> [TASK DETAILS] Retype the records below exactly as they appear, but leave out any pictures.

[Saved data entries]
☆ ☆ ☆ ☆ ☆

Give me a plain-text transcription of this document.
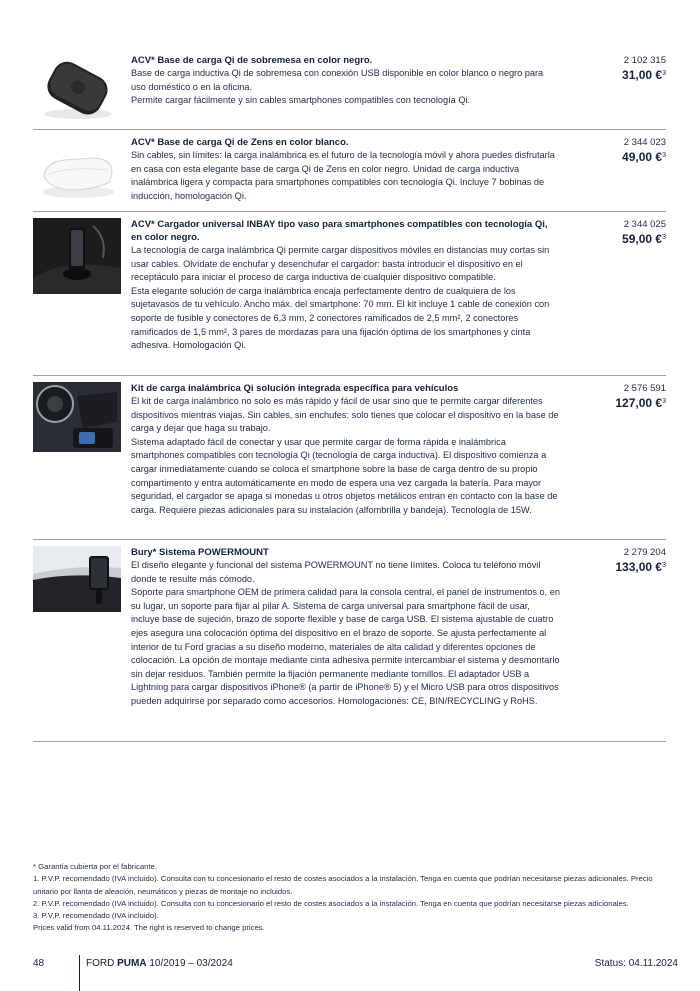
ACV* Base de carga Qi de sobremesa en color negro.
Base de carga inductiva Qi de sobremesa con conexión USB disponible en color blanco o negro para uso doméstico o en la oficina.
Permite cargar fácilmente y sin cables smartphones compatibles con tecnología Qi.
2 102 315
31,00 €$^3$
ACV* Base de carga Qi de Zens en color blanco.
Sin cables, sin límites: la carga inalámbrica es el futuro de la tecnología móvil y ahora puedes disfrutarla en casa con esta elegante base de carga Qi de Zens en color negro. Unidad de carga inductiva inalámbrica ligera y compacta para smartphones compatibles con tecnología Qi. Incluye 7 bobinas de inducción, homologación Qi.
2 344 023
49,00 €$^3$
ACV* Cargador universal INBAY tipo vaso para smartphones compatibles con tecnología Qi, en color negro.
La tecnología de carga inalámbrica Qi permite cargar dispositivos móviles en distancias muy cortas sin usar cables. Olvídate de enchufar y desenchufar el cargador: basta introducir el dispositivo en el receptáculo para iniciar el proceso de carga inductiva de cualquier dispositivo compatible.
Esta elegante solución de carga inalámbrica encaja perfectamente dentro de cualquiera de los sujetavasos de tu vehículo. Ancho máx. del smartphone: 70 mm. El kit incluye 1 cable de conexión con soporte de fusible y conectores de 6,3 mm, 2 conectores ramificados de 2,5 mm², 2 conectores ramificados de 1,5 mm², 3 pares de mordazas para una fijación óptima de los smartphones y cinta adhesiva. Homologación Qi.
2 344 025
59,00 €$^3$
Kit de carga inalámbrica Qi solución integrada específica para vehículos
El kit de carga inalámbrico no solo es más rápido y fácil de usar sino que te permite cargar diferentes dispositivos mientras viajas. Sin cables, sin enchufes: solo tienes que colocar el dispositivo en la base de carga y dejar que haga su trabajo.
Sistema adaptado fácil de conectar y usar que permite cargar de forma rápida e inalámbrica smartphones compatibles con tecnología Qi (tecnología de carga inductiva). El dispositivo comienza a cargar inmediatamente cuando se coloca el smartphone sobre la base de carga dentro de su propio compartimento y entra automáticamente en modo de espera una vez cargada la batería. Para mayor seguridad, el cargador se apaga si monedas u otros objetos metálicos entran en contacto con la base de carga. Requiere piezas adicionales para su instalación (alfombrilla y bandeja). Tecnología de 15W.
2 576 591
127,00 €$^3$
Bury* Sistema POWERMOUNT
El diseño elegante y funcional del sistema POWERMOUNT no tiene límites. Coloca tu teléfono móvil donde te resulte más cómodo.
Soporte para smartphone OEM de primera calidad para la consola central, el panel de instrumentos o, en su lugar, un soporte para fijar al pilar A. Sistema de carga universal para smartphone fácil de usar, incluye base de sujeción, brazo de soporte flexible y base de carga USB. El sistema ajustable de cuatro ejes asegura una colocación óptima del dispositivo en el brazo de soporte. Se ajusta perfectamente al interior de tu Ford gracias a su diseño moderno, materiales de alta calidad y diferentes opciones de colocación. La opción de montaje mediante cinta adhesiva permite intercambiar el sistema y desmontarlo sin dejar residuos. También permite la fijación permanente mediante tornillos. El adaptador USB a Lightning para cargar dispositivos iPhone® (a partir de iPhone® 5) y el Micro USB para otros dispositivos pueden adquirirse por separado como accesorios. Homologaciones: CE, BIN/RECYCLING y RoHS.
2 279 204
133,00 €$^3$
* Garantía cubierta por el fabricante.
1. P.V.P. recomendado (IVA incluido). Consulta con tu concesionario el resto de costes asociados a la instalación. Tenga en cuenta que podrían necesitarse piezas adicionales. Precio unitario por llanta de aleación, neumáticos y piezas de montaje no incluidos.
2. P.V.P. recomendado (IVA incluido). Consulta con tu concesionario el resto de costes asociados a la instalación. Tenga en cuenta que podrían necesitarse piezas adicionales.
3. P.V.P. recomendado (IVA incluido).
Prices valid from 04.11.2024. The right is reserved to change prices.
48	FORD PUMA 10/2019 – 03/2024	Status: 04.11.2024
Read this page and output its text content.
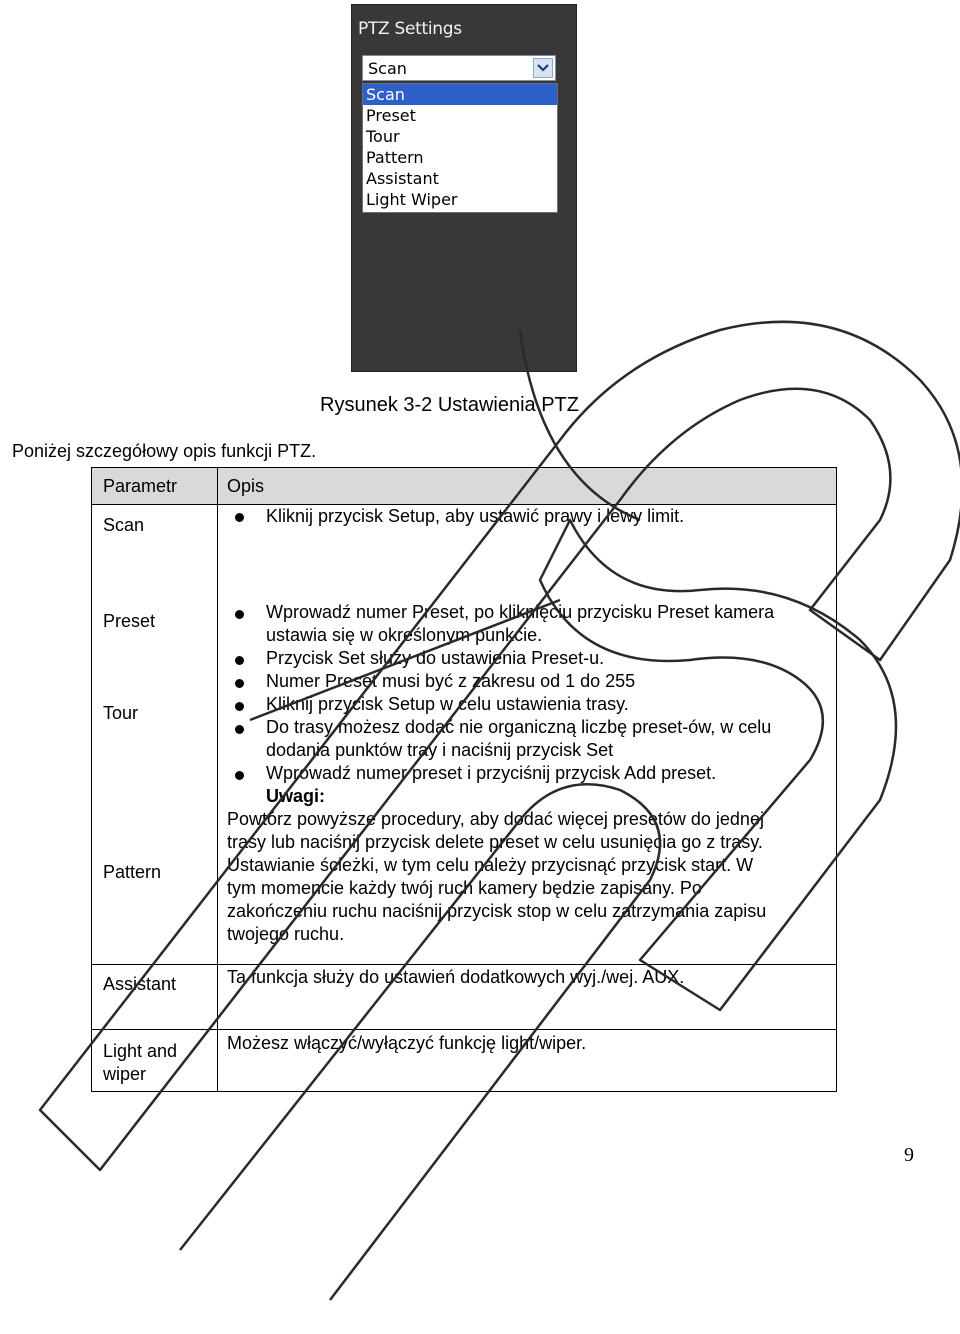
PTZ Settings
Scan
Scan
Preset
Tour
Pattern
Assistant
Light Wiper
Rysunek 3-2 Ustawienia PTZ
Poniżej szczegółowy opis funkcji PTZ.
Parametr	Opis
Scan
Preset
Tour
Pattern
Assistant
Light and
wiper
Kliknij przycisk Setup, aby ustawić prawy i lewy limit.
Wprowadź numer Preset, po kliknięciu przycisku Preset kamera
ustawia się w określonym punkcie.
Przycisk Set służy do ustawienia Preset-u.
Numer Preset musi być z zakresu od 1 do 255
Kliknij przycisk Setup w celu ustawienia trasy.
Do trasy możesz dodać nie organiczną liczbę preset-ów, w celu
dodania punktów tray i naciśnij przycisk Set
Wprowadź numer preset i przyciśnij przycisk Add preset.
Uwagi:
Powtórz powyższe procedury, aby dodać więcej presetów do jednej
trasy lub naciśnij przycisk delete preset w celu usunięcia go z trasy.
Ustawianie ścieżki, w tym celu należy przycisnąć przycisk start. W
tym momencie każdy twój ruch kamery będzie zapisany. Po
zakończeniu ruchu naciśnij przycisk stop w celu zatrzymania zapisu
twojego ruchu.
Ta funkcja służy do ustawień dodatkowych wyj./wej. AUX.
Możesz włączyć/wyłączyć funkcję light/wiper.
9
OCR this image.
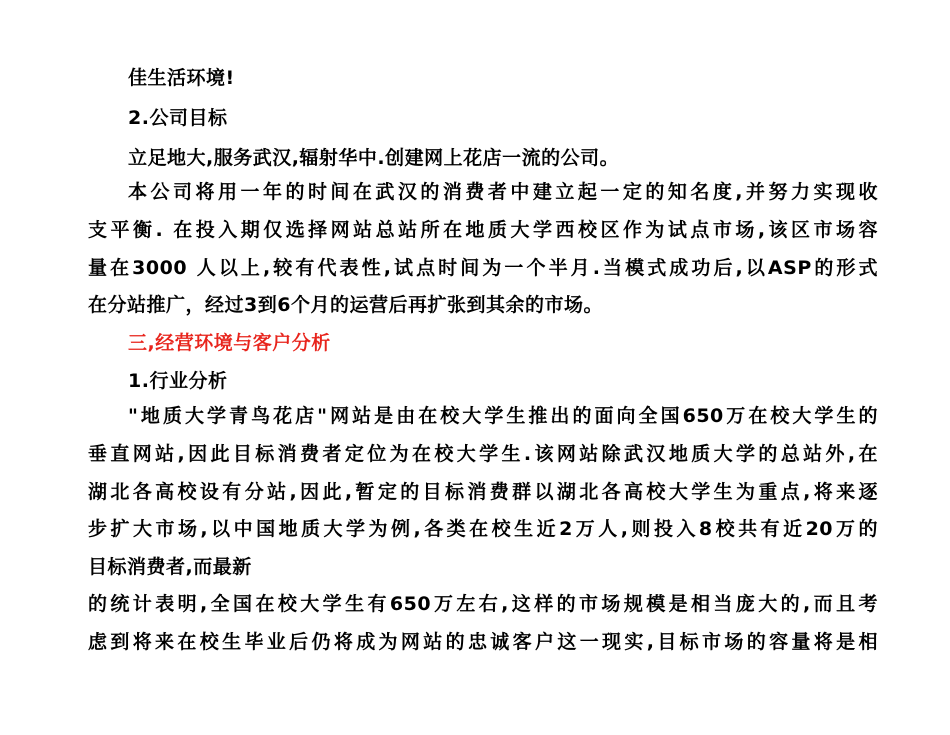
佳生活环境!
2.公司目标
立足地大,服务武汉,辐射华中.创建网上花店一流的公司。
本公司将用一年的时间在武汉的消费者中建立起一定的知名度,并努力实现收
支平衡. 在投入期仅选择网站总站所在地质大学西校区作为试点市场,该区市场容
量在3000 人以上,较有代表性,试点时间为一个半月.当模式成功后,以ASP的形式
在分站推广，经过3到6个月的运营后再扩张到其余的市场。
三,经营环境与客户分析
1.行业分析
"地质大学青鸟花店"网站是由在校大学生推出的面向全国650万在校大学生的
垂直网站,因此目标消费者定位为在校大学生.该网站除武汉地质大学的总站外,在
湖北各高校设有分站,因此,暂定的目标消费群以湖北各高校大学生为重点,将来逐
步扩大市场,以中国地质大学为例,各类在校生近2万人,则投入8校共有近20万的
目标消费者,而最新
的统计表明,全国在校大学生有650万左右,这样的市场规模是相当庞大的,而且考
虑到将来在校生毕业后仍将成为网站的忠诚客户这一现实,目标市场的容量将是相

☆ ☆ ☆ ☆ ☆

> [EXERCISE ANSWER]
Give me a plain-text transcription of this document.
ACV* Base de carga Qi de sobremesa en color negro.
Base de carga inductiva Qi de sobremesa con conexión USB disponible en color blanco o negro para uso doméstico o en la oficina.
Permite cargar fácilmente y sin cables smartphones compatibles con tecnología Qi.
2 102 315
31,00 €$^3$
ACV* Base de carga Qi de Zens en color blanco.
Sin cables, sin límites: la carga inalámbrica es el futuro de la tecnología móvil y ahora puedes disfrutarla en casa con esta elegante base de carga Qi de Zens en color negro. Unidad de carga inductiva inalámbrica ligera y compacta para smartphones compatibles con tecnología Qi. Incluye 7 bobinas de inducción, homologación Qi.
2 344 023
49,00 €$^3$
ACV* Cargador universal INBAY tipo vaso para smartphones compatibles con tecnología Qi, en color negro.
La tecnología de carga inalámbrica Qi permite cargar dispositivos móviles en distancias muy cortas sin usar cables. Olvídate de enchufar y desenchufar el cargador: basta introducir el dispositivo en el receptáculo para iniciar el proceso de carga inductiva de cualquier dispositivo compatible.
Esta elegante solución de carga inalámbrica encaja perfectamente dentro de cualquiera de los sujetavasos de tu vehículo. Ancho máx. del smartphone: 70 mm. El kit incluye 1 cable de conexión con soporte de fusible y conectores de 6,3 mm, 2 conectores ramificados de 2,5 mm², 2 conectores ramificados de 1,5 mm², 3 pares de mordazas para una fijación óptima de los smartphones y cinta adhesiva. Homologación Qi.
2 344 025
59,00 €$^3$
Kit de carga inalámbrica Qi solución integrada específica para vehículos
El kit de carga inalámbrico no solo es más rápido y fácil de usar sino que te permite cargar diferentes dispositivos mientras viajas. Sin cables, sin enchufes: solo tienes que colocar el dispositivo en la base de carga y dejar que haga su trabajo.
Sistema adaptado fácil de conectar y usar que permite cargar de forma rápida e inalámbrica smartphones compatibles con tecnología Qi (tecnología de carga inductiva). El dispositivo comienza a cargar inmediatamente cuando se coloca el smartphone sobre la base de carga dentro de su propio compartimento y entra automáticamente en modo de espera una vez cargada la batería. Para mayor seguridad, el cargador se apaga si monedas u otros objetos metálicos entran en contacto con la base de carga. Requiere piezas adicionales para su instalación (alfombrilla y bandeja). Tecnología de 15W.
2 576 591
127,00 €$^3$
Bury* Sistema POWERMOUNT
El diseño elegante y funcional del sistema POWERMOUNT no tiene límites. Coloca tu teléfono móvil donde te resulte más cómodo.
Soporte para smartphone OEM de primera calidad para la consola central, el panel de instrumentos o, en su lugar, un soporte para fijar al pilar A. Sistema de carga universal para smartphone fácil de usar, incluye base de sujeción, brazo de soporte flexible y base de carga USB. El sistema ajustable de cuatro ejes asegura una colocación óptima del dispositivo en el brazo de soporte. Se ajusta perfectamente al interior de tu Ford gracias a su diseño moderno, materiales de alta calidad y diferentes opciones de colocación. La opción de montaje mediante cinta adhesiva permite intercambiar el sistema y desmontarlo sin dejar residuos. También permite la fijación permanente mediante tornillos. El adaptador USB a Lightning para cargar dispositivos iPhone® (a partir de iPhone® 5) y el Micro USB para otros dispositivos pueden adquirirse por separado como accesorios. Homologaciones: CE, BIN/RECYCLING y RoHS.
2 279 204
133,00 €$^3$
* Garantía cubierta por el fabricante.
1. P.V.P. recomendado (IVA incluido). Consulta con tu concesionario el resto de costes asociados a la instalación. Tenga en cuenta que podrían necesitarse piezas adicionales. Precio unitario por llanta de aleación, neumáticos y piezas de montaje no incluidos.
2. P.V.P. recomendado (IVA incluido). Consulta con tu concesionario el resto de costes asociados a la instalación. Tenga en cuenta que podrían necesitarse piezas adicionales.
3. P.V.P. recomendado (IVA incluido).
Prices valid from 04.11.2024. The right is reserved to change prices.
48	FORD PUMA 10/2019 – 03/2024	Status: 04.11.2024
Read this page and output its text content.
PTZ Settings
Scan
Scan
Preset
Tour
Pattern
Assistant
Light Wiper
Rysunek 3-2 Ustawienia PTZ
Poniżej szczegółowy opis funkcji PTZ.
Parametr	Opis
Scan
Preset
Tour
Pattern
Assistant
Light and
wiper
Kliknij przycisk Setup, aby ustawić prawy i lewy limit.
Wprowadź numer Preset, po kliknięciu przycisku Preset kamera
ustawia się w określonym punkcie.
Przycisk Set służy do ustawienia Preset-u.
Numer Preset musi być z zakresu od 1 do 255
Kliknij przycisk Setup w celu ustawienia trasy.
Do trasy możesz dodać nie organiczną liczbę preset-ów, w celu
dodania punktów tray i naciśnij przycisk Set
Wprowadź numer preset i przyciśnij przycisk Add preset.
Uwagi:
Powtórz powyższe procedury, aby dodać więcej presetów do jednej
trasy lub naciśnij przycisk delete preset w celu usunięcia go z trasy.
Ustawianie ścieżki, w tym celu należy przycisnąć przycisk start. W
tym momencie każdy twój ruch kamery będzie zapisany. Po
zakończeniu ruchu naciśnij przycisk stop w celu zatrzymania zapisu
twojego ruchu.
Ta funkcja służy do ustawień dodatkowych wyj./wej. AUX.
Możesz włączyć/wyłączyć funkcję light/wiper.
9
OCR this image.
佳生活环境!
2.公司目标
立足地大,服务武汉,辐射华中.创建网上花店一流的公司。
本公司将用一年的时间在武汉的消费者中建立起一定的知名度,并努力实现收
支平衡. 在投入期仅选择网站总站所在地质大学西校区作为试点市场,该区市场容
量在3000 人以上,较有代表性,试点时间为一个半月.当模式成功后,以ASP的形式
在分站推广，经过3到6个月的运营后再扩张到其余的市场。
三,经营环境与客户分析
1.行业分析
"地质大学青鸟花店"网站是由在校大学生推出的面向全国650万在校大学生的
垂直网站,因此目标消费者定位为在校大学生.该网站除武汉地质大学的总站外,在
湖北各高校设有分站,因此,暂定的目标消费群以湖北各高校大学生为重点,将来逐
步扩大市场,以中国地质大学为例,各类在校生近2万人,则投入8校共有近20万的
目标消费者,而最新
的统计表明,全国在校大学生有650万左右,这样的市场规模是相当庞大的,而且考
虑到将来在校生毕业后仍将成为网站的忠诚客户这一现实,目标市场的容量将是相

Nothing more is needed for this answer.